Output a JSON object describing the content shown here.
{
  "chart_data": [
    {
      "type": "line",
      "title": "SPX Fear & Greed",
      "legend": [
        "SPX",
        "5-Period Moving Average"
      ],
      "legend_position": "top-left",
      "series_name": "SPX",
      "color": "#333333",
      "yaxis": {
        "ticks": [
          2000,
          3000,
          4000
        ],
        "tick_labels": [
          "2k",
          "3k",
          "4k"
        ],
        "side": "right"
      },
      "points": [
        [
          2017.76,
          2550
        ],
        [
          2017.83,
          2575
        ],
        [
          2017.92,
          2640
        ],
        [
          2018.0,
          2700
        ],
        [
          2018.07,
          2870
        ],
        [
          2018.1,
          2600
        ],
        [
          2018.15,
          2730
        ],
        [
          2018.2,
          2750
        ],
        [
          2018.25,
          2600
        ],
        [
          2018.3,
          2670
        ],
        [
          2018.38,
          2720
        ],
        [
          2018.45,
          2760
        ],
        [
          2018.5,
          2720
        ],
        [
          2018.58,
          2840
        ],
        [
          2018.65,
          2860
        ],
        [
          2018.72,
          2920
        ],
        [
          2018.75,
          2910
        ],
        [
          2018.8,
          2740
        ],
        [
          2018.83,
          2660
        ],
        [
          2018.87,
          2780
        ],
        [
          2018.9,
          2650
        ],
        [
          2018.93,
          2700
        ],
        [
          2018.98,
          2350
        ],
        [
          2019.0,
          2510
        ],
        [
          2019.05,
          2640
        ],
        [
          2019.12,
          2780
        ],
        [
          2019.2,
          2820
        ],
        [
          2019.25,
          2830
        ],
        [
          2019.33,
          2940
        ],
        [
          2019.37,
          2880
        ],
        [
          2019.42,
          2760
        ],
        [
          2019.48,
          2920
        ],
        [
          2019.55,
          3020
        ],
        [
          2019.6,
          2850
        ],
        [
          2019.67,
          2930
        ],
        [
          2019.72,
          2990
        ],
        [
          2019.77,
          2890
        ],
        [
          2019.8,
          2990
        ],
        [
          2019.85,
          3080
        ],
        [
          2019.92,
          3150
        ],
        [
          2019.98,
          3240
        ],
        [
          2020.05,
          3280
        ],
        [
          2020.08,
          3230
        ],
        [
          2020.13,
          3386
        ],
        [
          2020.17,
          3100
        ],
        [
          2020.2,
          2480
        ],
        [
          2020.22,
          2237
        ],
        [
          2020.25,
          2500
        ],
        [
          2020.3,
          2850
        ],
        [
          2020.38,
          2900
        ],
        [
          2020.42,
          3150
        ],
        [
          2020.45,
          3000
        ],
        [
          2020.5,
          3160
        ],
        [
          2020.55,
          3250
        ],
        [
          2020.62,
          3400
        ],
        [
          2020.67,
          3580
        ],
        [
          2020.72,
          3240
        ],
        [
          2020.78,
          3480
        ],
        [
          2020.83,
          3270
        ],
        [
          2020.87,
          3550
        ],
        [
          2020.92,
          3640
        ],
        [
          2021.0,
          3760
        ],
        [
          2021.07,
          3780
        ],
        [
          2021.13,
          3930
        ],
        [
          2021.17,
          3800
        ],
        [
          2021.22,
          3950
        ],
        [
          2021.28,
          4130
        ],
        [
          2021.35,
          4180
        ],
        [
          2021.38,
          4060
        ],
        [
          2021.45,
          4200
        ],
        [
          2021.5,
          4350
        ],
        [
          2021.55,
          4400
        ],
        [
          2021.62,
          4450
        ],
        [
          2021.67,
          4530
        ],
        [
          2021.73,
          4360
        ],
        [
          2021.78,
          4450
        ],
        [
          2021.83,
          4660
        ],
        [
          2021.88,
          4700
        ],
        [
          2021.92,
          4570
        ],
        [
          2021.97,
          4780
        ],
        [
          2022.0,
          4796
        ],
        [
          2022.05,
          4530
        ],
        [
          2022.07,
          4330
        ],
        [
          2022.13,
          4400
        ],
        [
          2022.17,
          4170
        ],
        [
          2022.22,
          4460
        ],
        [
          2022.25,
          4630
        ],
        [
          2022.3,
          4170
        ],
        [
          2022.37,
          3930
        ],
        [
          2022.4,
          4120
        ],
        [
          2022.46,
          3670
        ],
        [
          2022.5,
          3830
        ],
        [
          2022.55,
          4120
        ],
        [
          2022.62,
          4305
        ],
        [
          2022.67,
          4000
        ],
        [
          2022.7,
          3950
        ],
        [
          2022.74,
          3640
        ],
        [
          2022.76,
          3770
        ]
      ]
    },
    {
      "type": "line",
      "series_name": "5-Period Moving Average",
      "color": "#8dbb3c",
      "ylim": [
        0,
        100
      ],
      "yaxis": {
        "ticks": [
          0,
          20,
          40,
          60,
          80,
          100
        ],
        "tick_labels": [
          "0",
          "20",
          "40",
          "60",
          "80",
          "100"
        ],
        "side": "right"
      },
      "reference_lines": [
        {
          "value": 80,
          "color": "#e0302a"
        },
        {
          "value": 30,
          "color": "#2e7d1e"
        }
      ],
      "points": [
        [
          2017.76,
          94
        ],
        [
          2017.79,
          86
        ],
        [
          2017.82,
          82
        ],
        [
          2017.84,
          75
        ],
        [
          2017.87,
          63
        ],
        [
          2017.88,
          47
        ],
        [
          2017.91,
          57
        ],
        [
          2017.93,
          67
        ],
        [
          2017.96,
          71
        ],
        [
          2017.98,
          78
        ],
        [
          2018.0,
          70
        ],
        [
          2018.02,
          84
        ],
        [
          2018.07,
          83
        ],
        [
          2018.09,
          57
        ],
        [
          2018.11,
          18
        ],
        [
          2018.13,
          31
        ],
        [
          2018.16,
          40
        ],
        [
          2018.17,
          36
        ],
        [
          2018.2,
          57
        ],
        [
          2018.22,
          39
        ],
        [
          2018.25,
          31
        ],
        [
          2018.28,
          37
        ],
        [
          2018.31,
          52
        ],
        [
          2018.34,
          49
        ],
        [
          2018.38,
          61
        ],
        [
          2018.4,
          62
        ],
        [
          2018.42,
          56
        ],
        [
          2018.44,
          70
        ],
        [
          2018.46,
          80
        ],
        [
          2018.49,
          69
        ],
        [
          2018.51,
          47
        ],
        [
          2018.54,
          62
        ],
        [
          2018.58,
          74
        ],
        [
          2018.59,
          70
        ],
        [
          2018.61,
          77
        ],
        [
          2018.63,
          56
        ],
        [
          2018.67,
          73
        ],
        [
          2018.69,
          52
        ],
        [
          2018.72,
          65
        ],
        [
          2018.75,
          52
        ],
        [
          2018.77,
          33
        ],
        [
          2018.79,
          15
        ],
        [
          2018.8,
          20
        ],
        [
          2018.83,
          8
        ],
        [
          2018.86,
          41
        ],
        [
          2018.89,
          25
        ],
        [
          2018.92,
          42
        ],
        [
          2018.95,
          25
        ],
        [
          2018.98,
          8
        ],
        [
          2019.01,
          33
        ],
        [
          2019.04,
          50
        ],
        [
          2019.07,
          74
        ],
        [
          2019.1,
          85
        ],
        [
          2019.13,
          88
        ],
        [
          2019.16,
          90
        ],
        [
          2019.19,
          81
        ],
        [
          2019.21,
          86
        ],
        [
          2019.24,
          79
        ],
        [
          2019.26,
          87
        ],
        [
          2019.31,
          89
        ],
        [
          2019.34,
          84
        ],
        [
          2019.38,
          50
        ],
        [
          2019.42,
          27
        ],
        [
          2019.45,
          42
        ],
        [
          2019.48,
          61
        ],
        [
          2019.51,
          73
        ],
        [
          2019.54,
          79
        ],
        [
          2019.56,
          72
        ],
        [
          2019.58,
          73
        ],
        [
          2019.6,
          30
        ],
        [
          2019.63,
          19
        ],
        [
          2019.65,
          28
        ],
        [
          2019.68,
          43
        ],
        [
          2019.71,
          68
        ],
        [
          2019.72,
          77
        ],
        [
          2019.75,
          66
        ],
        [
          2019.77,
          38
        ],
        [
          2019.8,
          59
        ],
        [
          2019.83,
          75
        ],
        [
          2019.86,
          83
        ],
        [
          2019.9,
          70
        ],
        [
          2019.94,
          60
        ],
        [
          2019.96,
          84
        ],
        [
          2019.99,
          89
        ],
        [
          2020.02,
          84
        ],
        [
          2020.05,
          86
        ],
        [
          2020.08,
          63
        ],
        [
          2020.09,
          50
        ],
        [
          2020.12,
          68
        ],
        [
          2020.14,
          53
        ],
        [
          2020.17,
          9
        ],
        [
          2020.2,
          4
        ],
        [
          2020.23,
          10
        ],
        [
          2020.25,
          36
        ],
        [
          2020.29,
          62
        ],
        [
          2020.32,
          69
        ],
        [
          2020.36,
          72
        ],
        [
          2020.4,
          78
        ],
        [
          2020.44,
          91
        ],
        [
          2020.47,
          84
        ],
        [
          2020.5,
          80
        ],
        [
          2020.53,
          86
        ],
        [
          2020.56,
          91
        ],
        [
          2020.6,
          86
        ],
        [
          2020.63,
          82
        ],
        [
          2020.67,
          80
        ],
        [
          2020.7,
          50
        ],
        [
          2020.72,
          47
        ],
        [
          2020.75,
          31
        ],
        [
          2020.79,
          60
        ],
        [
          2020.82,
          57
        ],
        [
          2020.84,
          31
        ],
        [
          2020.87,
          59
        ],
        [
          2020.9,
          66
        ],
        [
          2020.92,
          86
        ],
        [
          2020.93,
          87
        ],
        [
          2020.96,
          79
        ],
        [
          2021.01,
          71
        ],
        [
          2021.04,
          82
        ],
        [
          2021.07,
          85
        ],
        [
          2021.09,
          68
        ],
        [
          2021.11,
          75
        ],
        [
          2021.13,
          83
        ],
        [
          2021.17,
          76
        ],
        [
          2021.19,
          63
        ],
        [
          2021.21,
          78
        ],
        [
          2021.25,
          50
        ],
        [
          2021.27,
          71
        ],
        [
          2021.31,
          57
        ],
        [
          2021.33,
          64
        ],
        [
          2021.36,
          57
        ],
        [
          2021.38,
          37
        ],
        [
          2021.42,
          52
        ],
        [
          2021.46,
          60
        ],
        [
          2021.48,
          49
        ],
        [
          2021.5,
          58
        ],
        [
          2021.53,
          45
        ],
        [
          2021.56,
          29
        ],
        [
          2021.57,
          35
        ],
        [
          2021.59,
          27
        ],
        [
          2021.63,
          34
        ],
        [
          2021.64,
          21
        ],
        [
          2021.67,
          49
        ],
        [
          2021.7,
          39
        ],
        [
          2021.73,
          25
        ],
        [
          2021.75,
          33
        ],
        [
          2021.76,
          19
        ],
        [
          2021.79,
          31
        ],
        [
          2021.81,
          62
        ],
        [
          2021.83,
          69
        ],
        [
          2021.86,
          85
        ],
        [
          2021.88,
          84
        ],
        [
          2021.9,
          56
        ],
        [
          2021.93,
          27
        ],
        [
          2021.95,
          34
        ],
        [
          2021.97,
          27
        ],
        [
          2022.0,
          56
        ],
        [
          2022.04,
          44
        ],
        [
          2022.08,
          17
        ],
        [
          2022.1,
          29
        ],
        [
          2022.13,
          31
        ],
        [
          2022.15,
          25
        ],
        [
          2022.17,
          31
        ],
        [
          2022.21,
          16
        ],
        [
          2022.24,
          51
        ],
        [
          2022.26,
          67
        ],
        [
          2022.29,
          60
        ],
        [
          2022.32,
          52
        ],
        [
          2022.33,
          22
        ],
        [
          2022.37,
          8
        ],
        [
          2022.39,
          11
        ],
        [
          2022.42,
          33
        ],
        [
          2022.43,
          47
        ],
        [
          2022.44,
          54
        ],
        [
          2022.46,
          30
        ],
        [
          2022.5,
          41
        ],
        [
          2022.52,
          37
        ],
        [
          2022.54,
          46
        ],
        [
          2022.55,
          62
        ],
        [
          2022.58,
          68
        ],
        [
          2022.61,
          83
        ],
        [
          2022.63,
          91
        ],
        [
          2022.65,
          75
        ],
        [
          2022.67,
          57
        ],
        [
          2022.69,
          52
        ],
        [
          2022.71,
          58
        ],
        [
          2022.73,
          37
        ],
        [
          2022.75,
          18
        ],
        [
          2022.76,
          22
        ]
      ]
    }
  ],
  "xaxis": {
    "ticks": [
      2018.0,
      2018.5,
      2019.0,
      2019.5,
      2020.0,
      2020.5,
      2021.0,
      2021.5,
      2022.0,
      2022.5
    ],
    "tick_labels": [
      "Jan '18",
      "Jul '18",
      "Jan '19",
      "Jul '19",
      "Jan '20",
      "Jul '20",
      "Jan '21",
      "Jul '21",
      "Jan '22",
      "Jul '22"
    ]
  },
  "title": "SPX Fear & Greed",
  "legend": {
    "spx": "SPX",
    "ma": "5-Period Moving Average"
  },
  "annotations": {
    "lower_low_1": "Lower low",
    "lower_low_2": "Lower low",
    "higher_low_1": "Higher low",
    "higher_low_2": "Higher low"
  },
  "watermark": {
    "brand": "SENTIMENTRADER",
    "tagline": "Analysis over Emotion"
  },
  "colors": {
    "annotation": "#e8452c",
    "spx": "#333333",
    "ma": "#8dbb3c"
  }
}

### WHAT IS EXPECTED
From the entries above, copy every line that holds the word "Greed".

### ANSWER TO THE TASK
      "title": "SPX Fear & Greed",
  "title": "SPX Fear & Greed",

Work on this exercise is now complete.